## OBJECTIVE
In the records that follow, show each line where the word "structured" is present.
+ + + + +
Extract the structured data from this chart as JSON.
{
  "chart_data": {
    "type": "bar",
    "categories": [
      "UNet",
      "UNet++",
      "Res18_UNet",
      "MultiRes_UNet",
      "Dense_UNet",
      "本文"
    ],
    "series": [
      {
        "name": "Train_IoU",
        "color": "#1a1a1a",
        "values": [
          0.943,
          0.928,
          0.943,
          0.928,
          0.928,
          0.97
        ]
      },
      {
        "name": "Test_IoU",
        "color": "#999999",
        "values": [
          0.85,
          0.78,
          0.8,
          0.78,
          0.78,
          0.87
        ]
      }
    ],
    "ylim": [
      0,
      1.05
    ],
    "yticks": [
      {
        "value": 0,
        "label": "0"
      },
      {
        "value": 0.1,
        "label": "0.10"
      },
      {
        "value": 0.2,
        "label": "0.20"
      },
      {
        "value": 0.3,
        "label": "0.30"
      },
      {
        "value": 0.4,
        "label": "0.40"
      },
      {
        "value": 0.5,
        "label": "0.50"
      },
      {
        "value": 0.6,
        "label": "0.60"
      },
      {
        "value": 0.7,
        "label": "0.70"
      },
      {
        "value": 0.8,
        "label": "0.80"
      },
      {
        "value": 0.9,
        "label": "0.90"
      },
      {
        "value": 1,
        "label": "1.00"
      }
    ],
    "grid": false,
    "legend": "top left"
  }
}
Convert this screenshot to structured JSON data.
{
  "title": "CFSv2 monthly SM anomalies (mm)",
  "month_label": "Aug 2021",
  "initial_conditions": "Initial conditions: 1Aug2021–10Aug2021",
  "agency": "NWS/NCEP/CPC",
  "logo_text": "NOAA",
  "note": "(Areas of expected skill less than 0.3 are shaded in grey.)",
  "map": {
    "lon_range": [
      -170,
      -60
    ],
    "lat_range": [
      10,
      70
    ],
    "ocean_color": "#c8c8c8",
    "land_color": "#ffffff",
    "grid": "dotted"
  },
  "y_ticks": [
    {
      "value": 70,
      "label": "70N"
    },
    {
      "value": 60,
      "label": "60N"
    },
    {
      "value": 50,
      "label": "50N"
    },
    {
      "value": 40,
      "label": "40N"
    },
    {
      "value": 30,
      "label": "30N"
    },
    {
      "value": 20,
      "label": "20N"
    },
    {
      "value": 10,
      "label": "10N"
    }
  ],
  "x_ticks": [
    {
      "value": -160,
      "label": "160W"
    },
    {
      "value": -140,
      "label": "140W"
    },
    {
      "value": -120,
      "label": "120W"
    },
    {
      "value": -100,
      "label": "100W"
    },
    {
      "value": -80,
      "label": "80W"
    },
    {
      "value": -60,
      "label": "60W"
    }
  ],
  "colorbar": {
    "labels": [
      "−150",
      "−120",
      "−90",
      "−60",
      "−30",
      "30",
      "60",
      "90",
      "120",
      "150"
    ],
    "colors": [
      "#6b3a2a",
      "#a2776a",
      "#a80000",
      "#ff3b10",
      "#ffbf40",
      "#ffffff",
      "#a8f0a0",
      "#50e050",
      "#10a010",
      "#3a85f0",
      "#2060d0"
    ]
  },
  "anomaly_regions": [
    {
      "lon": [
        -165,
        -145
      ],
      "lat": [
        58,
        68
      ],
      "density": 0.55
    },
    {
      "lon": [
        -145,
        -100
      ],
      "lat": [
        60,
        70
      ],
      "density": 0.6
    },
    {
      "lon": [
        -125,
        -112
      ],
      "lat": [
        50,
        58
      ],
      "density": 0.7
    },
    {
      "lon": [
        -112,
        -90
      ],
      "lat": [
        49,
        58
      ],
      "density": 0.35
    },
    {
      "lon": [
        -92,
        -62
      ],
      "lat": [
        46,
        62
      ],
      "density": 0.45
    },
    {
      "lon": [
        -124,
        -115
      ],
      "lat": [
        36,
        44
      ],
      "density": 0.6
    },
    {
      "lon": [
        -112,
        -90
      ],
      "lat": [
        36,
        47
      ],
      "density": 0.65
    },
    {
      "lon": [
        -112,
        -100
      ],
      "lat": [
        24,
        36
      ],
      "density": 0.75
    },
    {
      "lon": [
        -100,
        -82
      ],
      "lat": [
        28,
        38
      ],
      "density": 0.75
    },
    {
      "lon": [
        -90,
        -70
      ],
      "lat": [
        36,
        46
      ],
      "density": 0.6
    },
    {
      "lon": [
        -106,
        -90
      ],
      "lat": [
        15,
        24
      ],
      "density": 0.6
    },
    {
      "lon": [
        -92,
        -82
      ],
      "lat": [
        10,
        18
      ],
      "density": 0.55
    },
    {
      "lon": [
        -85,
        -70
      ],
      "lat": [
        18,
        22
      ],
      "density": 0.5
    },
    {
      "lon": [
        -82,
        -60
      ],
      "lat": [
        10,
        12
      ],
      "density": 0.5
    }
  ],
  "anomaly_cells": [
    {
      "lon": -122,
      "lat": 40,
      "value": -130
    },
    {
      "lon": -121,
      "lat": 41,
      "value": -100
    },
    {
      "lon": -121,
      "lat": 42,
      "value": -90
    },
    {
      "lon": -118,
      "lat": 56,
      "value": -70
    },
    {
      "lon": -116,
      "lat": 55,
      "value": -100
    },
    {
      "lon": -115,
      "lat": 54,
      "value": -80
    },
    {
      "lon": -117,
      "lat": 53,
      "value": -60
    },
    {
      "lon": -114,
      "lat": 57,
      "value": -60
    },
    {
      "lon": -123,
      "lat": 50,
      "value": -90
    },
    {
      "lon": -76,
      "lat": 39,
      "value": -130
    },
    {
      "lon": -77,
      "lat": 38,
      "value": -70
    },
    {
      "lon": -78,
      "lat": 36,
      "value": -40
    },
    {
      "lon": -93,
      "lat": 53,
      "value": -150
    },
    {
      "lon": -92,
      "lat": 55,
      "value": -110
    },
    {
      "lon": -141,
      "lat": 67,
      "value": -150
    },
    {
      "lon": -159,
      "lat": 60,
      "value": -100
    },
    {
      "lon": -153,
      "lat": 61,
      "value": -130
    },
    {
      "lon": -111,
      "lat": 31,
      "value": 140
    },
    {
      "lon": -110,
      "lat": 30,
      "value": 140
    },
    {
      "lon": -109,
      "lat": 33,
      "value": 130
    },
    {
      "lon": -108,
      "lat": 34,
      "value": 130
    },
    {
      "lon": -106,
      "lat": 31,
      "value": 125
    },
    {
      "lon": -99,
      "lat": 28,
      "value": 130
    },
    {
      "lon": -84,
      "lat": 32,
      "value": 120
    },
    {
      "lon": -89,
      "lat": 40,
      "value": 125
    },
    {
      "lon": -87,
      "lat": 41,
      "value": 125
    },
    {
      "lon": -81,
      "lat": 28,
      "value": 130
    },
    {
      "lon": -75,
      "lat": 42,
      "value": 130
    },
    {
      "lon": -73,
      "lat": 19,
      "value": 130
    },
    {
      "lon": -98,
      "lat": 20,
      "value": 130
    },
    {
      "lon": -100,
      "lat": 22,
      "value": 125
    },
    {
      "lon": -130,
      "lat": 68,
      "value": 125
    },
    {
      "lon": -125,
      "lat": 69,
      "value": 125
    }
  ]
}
+ + + + +
## FINAL RESULT
Extract the structured data from this chart as JSON.
Convert this screenshot to structured JSON data.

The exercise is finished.